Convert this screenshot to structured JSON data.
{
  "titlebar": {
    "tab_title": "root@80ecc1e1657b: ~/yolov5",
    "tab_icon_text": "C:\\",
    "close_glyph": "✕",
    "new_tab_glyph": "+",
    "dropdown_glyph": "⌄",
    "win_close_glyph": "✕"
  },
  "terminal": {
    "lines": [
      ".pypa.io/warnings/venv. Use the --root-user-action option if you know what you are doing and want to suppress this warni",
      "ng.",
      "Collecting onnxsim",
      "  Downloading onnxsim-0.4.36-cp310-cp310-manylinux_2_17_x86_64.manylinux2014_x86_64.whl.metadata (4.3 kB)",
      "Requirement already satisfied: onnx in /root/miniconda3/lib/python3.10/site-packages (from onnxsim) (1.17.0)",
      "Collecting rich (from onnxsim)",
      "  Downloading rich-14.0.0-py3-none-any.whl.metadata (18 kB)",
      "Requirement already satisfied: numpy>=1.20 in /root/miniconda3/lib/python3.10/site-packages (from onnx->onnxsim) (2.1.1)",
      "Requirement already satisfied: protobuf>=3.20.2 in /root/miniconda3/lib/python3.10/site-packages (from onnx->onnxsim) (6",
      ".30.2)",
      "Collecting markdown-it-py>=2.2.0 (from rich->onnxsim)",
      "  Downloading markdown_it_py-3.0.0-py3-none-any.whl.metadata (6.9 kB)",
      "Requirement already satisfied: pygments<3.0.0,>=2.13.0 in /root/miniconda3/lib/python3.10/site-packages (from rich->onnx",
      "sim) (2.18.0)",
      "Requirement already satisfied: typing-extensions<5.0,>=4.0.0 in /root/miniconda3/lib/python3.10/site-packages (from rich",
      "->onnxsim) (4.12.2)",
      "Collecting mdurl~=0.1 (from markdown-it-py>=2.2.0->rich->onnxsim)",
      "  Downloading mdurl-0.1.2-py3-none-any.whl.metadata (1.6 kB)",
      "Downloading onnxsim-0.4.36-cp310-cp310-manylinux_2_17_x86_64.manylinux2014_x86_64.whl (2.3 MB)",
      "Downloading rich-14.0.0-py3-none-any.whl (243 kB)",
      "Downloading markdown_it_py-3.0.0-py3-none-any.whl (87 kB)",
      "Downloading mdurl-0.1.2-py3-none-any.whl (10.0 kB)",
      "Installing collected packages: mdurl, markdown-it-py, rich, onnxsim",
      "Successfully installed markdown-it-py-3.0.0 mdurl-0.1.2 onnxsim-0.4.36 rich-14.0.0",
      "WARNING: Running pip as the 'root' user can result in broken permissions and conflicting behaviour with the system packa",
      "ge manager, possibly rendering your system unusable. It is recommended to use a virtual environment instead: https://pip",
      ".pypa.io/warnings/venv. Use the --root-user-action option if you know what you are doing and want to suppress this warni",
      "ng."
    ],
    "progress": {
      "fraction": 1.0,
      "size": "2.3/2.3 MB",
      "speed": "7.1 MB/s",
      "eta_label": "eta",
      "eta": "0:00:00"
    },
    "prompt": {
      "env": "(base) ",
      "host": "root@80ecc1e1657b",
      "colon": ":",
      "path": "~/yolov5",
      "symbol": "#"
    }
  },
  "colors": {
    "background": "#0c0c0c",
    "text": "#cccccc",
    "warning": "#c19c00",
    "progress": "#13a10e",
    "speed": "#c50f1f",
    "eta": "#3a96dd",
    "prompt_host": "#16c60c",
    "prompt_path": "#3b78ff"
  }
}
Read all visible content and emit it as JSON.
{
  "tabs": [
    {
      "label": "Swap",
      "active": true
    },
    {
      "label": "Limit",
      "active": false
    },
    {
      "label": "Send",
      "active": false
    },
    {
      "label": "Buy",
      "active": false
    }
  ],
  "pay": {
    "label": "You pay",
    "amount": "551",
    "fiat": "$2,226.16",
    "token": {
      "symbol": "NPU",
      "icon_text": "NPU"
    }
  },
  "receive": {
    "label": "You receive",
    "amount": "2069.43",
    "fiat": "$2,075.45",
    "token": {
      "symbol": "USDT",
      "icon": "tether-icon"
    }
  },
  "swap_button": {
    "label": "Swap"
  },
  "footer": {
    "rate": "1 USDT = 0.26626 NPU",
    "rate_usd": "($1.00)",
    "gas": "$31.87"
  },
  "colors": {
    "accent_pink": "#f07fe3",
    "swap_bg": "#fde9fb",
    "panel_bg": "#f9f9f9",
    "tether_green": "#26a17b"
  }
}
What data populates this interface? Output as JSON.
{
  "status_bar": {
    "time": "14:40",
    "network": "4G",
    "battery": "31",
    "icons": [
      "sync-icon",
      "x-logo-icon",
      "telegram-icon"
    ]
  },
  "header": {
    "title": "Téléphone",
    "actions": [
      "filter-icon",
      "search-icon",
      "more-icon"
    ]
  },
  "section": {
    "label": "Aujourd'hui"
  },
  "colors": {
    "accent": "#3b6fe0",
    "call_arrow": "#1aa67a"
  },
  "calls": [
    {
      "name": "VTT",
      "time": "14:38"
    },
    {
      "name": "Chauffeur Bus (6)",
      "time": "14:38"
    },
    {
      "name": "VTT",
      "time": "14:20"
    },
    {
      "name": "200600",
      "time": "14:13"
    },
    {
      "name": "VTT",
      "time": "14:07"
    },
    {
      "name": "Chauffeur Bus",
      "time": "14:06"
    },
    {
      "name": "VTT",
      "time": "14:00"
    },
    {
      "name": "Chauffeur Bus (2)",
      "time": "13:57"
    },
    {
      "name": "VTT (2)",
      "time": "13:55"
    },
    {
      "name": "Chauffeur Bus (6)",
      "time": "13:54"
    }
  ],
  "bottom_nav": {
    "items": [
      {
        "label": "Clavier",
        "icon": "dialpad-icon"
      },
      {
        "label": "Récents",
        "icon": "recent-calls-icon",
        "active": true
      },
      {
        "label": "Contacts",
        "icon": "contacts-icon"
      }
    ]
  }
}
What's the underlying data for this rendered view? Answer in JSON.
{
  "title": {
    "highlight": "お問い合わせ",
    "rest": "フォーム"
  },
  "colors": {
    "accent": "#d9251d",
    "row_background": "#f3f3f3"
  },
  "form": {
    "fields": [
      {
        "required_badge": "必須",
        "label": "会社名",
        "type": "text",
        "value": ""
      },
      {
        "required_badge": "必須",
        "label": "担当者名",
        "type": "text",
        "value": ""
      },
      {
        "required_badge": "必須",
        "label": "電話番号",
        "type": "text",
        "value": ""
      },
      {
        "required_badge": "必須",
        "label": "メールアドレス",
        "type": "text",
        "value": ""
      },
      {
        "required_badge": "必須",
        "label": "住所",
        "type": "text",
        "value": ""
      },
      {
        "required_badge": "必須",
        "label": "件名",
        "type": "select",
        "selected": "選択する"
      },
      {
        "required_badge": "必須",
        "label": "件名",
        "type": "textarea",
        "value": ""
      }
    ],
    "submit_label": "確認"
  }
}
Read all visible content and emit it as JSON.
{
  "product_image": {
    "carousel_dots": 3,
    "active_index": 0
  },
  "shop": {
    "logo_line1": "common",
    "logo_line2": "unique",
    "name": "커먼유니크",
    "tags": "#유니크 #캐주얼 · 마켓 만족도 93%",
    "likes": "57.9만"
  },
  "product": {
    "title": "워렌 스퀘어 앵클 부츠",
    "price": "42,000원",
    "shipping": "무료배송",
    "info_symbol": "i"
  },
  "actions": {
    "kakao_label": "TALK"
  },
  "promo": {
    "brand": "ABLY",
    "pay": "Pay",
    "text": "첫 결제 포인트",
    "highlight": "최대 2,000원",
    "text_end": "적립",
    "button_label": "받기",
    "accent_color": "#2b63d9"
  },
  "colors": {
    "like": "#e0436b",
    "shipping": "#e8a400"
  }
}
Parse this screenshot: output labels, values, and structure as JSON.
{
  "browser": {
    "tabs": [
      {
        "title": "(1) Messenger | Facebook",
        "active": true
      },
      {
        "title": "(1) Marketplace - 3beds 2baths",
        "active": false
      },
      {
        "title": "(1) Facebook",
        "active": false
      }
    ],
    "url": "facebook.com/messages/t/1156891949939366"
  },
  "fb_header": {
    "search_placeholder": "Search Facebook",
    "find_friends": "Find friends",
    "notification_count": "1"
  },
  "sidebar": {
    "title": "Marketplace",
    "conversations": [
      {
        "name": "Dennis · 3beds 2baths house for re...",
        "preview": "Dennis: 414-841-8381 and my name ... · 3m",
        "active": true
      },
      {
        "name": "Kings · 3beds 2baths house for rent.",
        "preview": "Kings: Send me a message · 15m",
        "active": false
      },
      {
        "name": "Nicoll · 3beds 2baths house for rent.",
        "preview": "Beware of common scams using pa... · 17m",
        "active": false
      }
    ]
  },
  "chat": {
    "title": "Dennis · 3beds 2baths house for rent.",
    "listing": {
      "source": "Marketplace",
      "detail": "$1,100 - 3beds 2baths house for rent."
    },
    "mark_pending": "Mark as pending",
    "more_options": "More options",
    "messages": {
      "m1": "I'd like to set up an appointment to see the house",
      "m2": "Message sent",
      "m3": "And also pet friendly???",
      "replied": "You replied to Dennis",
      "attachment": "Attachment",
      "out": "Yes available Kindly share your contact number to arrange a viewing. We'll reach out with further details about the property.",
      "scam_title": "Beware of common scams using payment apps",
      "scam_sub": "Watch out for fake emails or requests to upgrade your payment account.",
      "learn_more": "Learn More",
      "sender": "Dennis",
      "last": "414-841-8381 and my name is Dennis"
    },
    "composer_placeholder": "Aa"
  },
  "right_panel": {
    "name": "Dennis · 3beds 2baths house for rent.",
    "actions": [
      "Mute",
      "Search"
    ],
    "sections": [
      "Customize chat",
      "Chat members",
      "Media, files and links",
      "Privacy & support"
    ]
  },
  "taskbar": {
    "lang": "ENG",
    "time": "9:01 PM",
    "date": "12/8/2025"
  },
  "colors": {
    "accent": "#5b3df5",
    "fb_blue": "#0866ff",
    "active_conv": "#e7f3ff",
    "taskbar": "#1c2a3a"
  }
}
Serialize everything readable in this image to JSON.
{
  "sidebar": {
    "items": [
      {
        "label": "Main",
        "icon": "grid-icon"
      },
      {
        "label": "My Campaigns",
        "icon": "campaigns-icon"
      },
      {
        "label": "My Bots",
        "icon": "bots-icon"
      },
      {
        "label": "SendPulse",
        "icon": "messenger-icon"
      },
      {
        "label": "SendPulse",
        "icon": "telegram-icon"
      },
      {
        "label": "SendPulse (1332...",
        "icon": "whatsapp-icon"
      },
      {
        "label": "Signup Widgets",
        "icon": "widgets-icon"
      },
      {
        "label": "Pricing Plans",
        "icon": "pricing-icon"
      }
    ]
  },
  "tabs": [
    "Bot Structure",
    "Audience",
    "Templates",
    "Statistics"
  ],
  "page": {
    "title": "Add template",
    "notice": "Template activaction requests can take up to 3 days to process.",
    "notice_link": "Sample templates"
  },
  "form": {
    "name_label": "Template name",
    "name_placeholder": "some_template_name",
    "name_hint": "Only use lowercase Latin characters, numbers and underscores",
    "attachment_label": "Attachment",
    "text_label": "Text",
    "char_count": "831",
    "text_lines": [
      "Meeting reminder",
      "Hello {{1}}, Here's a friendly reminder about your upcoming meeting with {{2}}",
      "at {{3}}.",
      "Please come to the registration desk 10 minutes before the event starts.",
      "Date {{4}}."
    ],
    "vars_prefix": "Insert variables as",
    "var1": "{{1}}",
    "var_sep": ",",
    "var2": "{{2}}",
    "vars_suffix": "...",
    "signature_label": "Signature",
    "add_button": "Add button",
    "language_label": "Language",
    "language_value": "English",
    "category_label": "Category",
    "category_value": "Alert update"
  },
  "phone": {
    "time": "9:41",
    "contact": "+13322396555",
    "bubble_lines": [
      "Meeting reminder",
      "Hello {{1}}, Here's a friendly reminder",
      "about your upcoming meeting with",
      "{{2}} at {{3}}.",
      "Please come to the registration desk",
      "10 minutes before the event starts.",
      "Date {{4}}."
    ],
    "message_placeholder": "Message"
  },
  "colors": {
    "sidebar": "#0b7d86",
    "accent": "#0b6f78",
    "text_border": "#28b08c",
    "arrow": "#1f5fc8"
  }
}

→ **Brief**
Sift through the entries and copy every line with "packages".

→ **Written response**
      "Requirement already satisfied: onnx in /root/miniconda3/lib/python3.10/site-packages (from onnxsim) (1.17.0)",
      "Requirement already satisfied: numpy>=1.20 in /root/miniconda3/lib/python3.10/site-packages (from onnx->onnxsim) (2.1.1)",
      "Requirement already satisfied: protobuf>=3.20.2 in /root/miniconda3/lib/python3.10/site-packages (from onnx->onnxsim) (6",
      "Requirement already satisfied: pygments<3.0.0,>=2.13.0 in /root/miniconda3/lib/python3.10/site-packages (from rich->onnx",
      "Requirement already satisfied: typing-extensions<5.0,>=4.0.0 in /root/miniconda3/lib/python3.10/site-packages (from rich",
      "Installing collected packages: mdurl, markdown-it-py, rich, onnxsim",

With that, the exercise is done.